What you are asked to do: Check each line of the records below and collect those that include the word "její".

— BEGIN —

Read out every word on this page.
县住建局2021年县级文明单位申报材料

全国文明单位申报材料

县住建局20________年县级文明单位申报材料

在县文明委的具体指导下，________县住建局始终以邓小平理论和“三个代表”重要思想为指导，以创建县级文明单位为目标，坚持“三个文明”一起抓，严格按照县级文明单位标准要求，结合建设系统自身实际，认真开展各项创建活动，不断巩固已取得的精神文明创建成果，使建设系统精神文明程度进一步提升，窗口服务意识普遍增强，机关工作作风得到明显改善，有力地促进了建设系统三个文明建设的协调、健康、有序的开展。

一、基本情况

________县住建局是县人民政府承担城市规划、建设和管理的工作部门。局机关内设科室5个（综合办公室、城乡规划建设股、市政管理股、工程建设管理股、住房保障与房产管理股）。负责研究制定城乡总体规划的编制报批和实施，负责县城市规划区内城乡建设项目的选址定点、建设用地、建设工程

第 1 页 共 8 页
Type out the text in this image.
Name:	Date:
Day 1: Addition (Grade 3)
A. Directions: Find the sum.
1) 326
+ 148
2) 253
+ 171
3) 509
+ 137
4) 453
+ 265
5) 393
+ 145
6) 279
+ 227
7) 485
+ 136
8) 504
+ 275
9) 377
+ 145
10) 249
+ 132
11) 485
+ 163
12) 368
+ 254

— END —
— BEGIN —

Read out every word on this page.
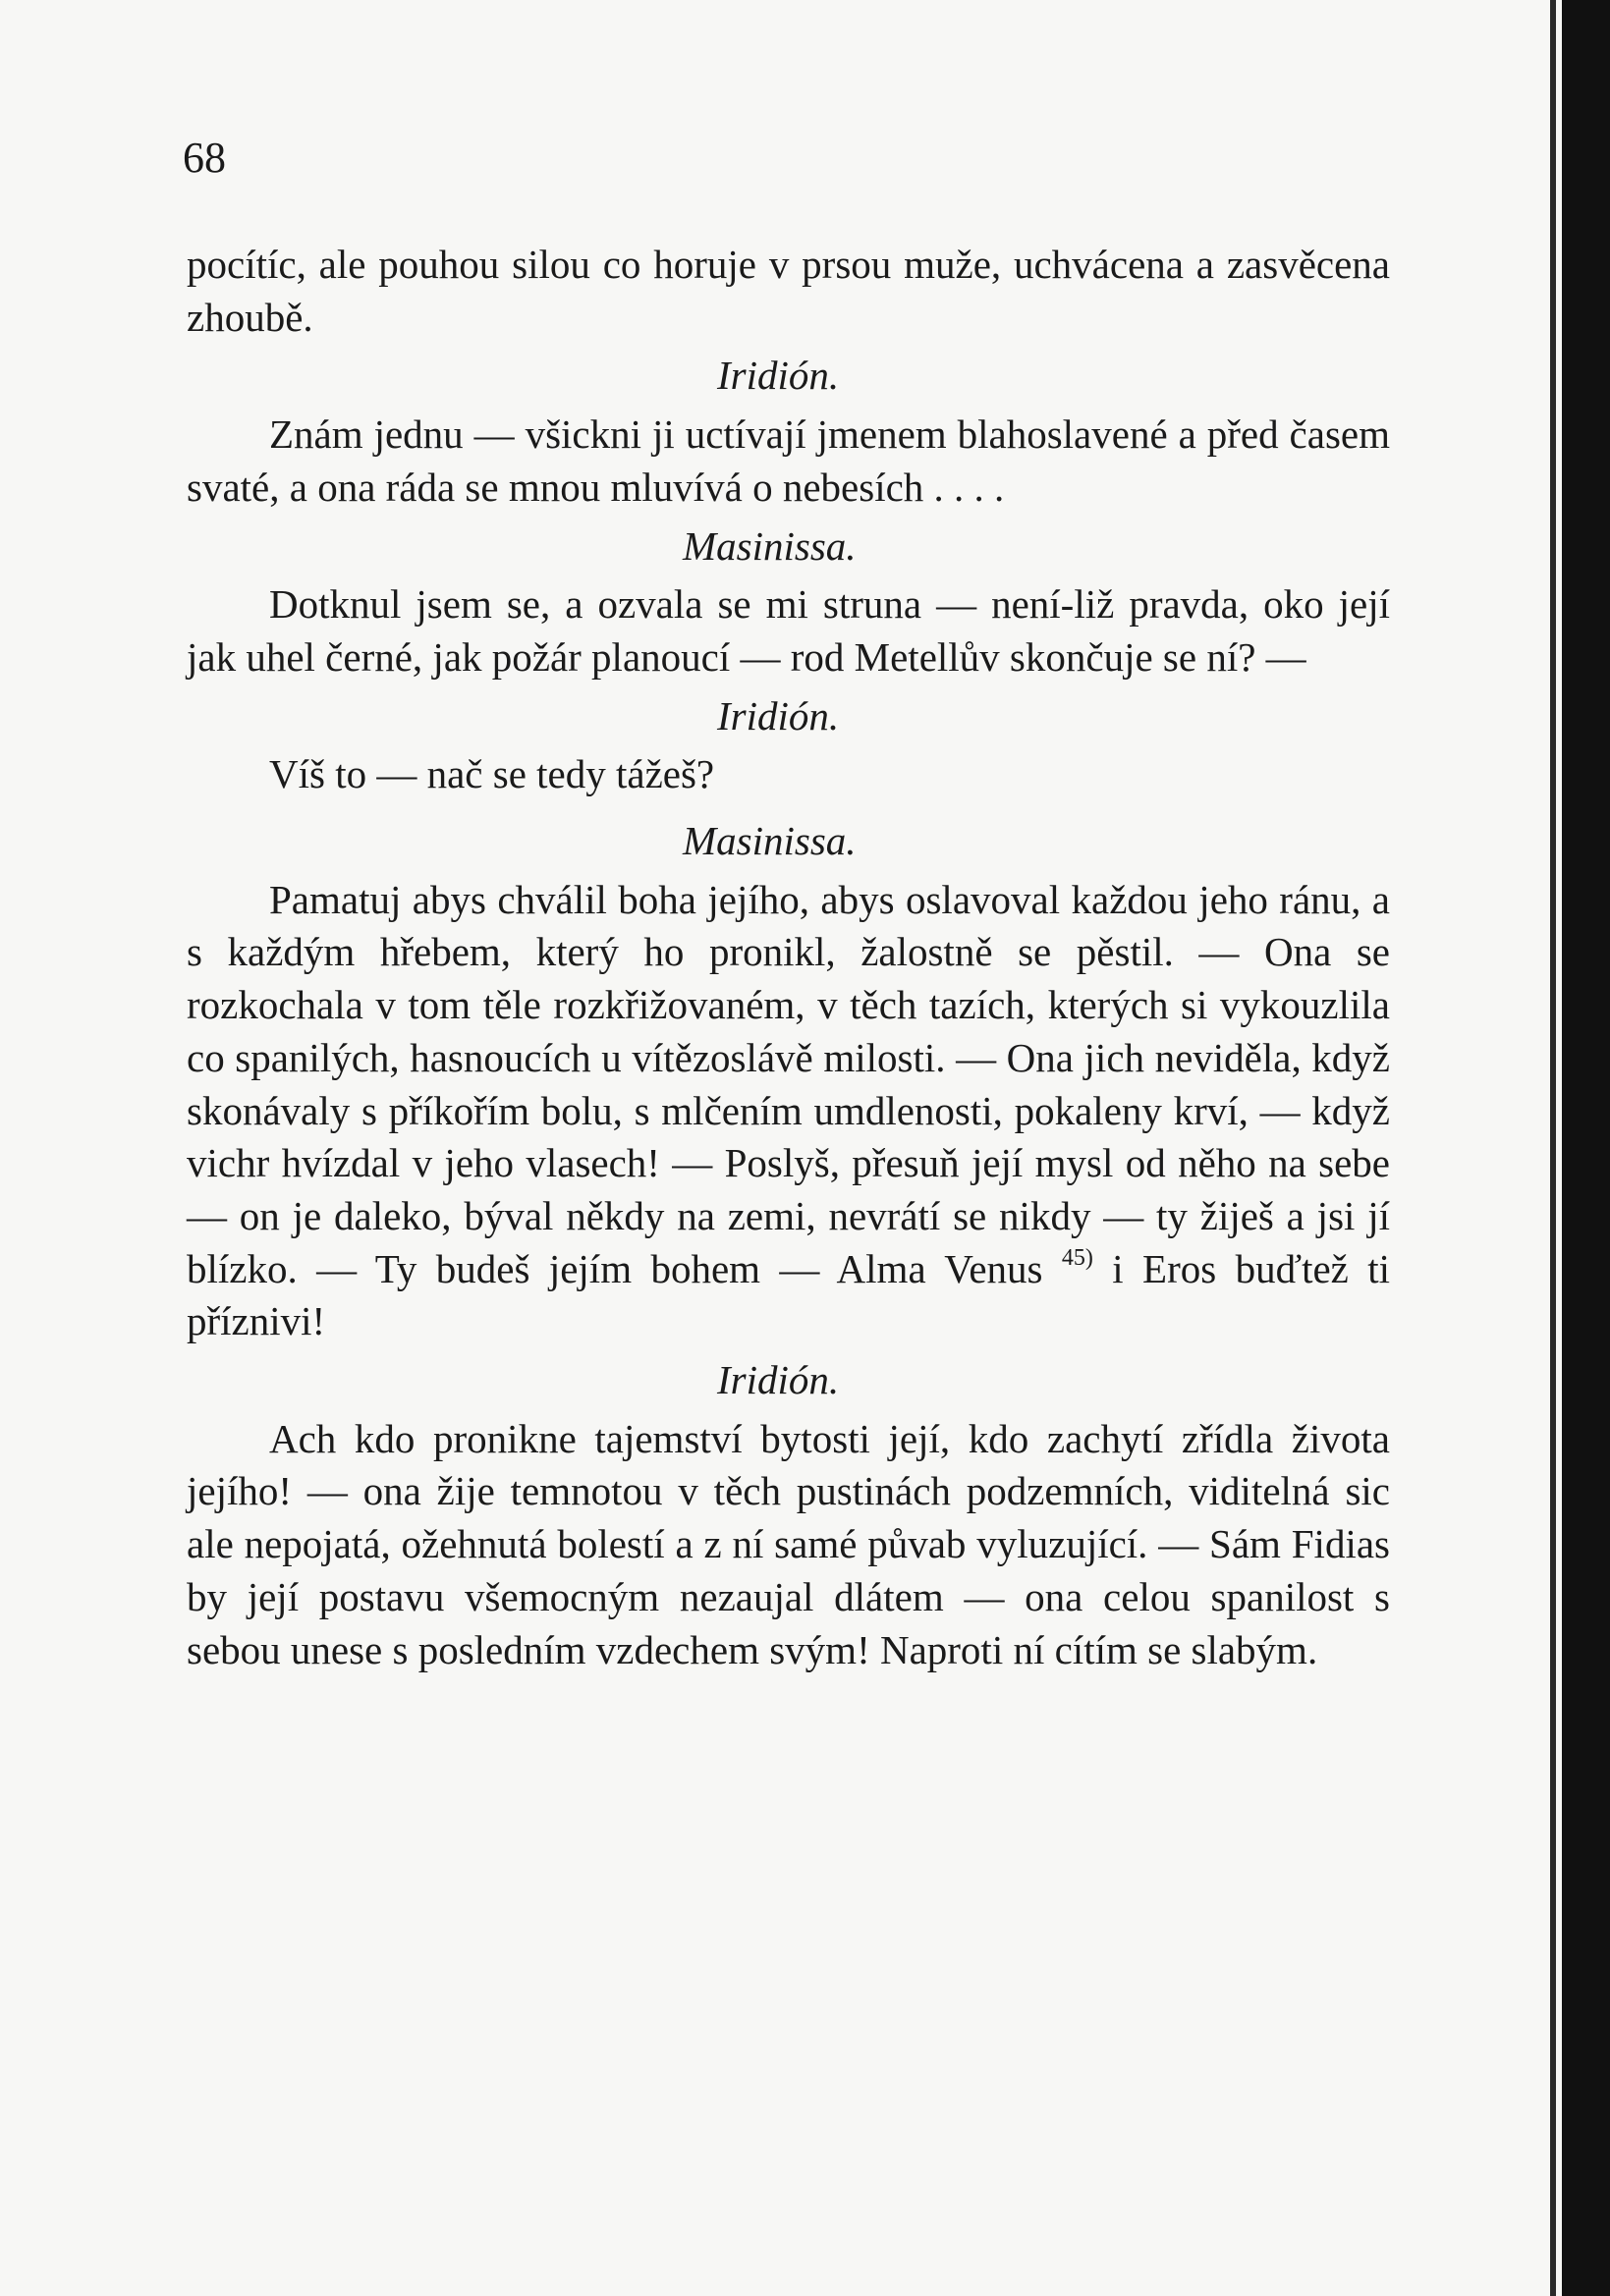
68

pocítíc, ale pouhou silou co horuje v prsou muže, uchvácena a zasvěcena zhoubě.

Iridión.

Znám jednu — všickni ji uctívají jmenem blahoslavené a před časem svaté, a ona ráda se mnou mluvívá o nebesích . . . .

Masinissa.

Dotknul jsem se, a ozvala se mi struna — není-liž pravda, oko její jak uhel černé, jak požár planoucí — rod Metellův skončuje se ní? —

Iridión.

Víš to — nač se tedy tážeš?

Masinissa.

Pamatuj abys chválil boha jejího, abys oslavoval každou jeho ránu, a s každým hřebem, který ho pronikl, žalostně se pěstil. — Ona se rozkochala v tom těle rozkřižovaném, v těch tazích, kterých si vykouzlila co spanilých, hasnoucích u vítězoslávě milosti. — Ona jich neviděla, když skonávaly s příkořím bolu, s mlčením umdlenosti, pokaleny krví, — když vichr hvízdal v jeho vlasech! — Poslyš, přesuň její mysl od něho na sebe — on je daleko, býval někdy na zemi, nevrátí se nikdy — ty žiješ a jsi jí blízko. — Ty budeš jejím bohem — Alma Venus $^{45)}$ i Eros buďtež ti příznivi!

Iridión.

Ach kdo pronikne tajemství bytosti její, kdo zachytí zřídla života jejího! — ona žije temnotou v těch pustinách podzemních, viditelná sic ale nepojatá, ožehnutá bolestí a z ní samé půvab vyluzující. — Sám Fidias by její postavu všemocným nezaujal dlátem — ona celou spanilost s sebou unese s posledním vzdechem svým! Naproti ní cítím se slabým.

— END —

Exercise response:
Dotknul jsem se, a ozvala se mi struna — není-liž pravda, oko její jak uhel černé, jak požár planoucí — rod Metellův skončuje se ní? —
Pamatuj abys chválil boha jejího, abys oslavoval každou jeho ránu, a s každým hřebem, který ho pronikl, žalostně se pěstil. — Ona se rozkochala v tom těle rozkřižovaném, v těch tazích, kterých si vykouzlila co spanilých, hasnoucích u vítězoslávě milosti. — Ona jich neviděla, když skonávaly s příkořím bolu, s mlčením umdlenosti, pokaleny krví, — když vichr hvízdal v jeho vlasech! — Poslyš, přesuň její mysl od něho na sebe — on je daleko, býval někdy na zemi, nevrátí se nikdy — ty žiješ a jsi jí blízko. — Ty budeš jejím bohem — Alma Venus $^{45)}$ i Eros buďtež ti příznivi!
Ach kdo pronikne tajemství bytosti její, kdo zachytí zřídla života jejího! — ona žije temnotou v těch pustinách podzemních, viditelná sic ale nepojatá, ožehnutá bolestí a z ní samé půvab vyluzující. — Sám Fidias by její postavu všemocným nezaujal dlátem — ona celou spanilost s sebou unese s posledním vzdechem svým! Naproti ní cítím se slabým.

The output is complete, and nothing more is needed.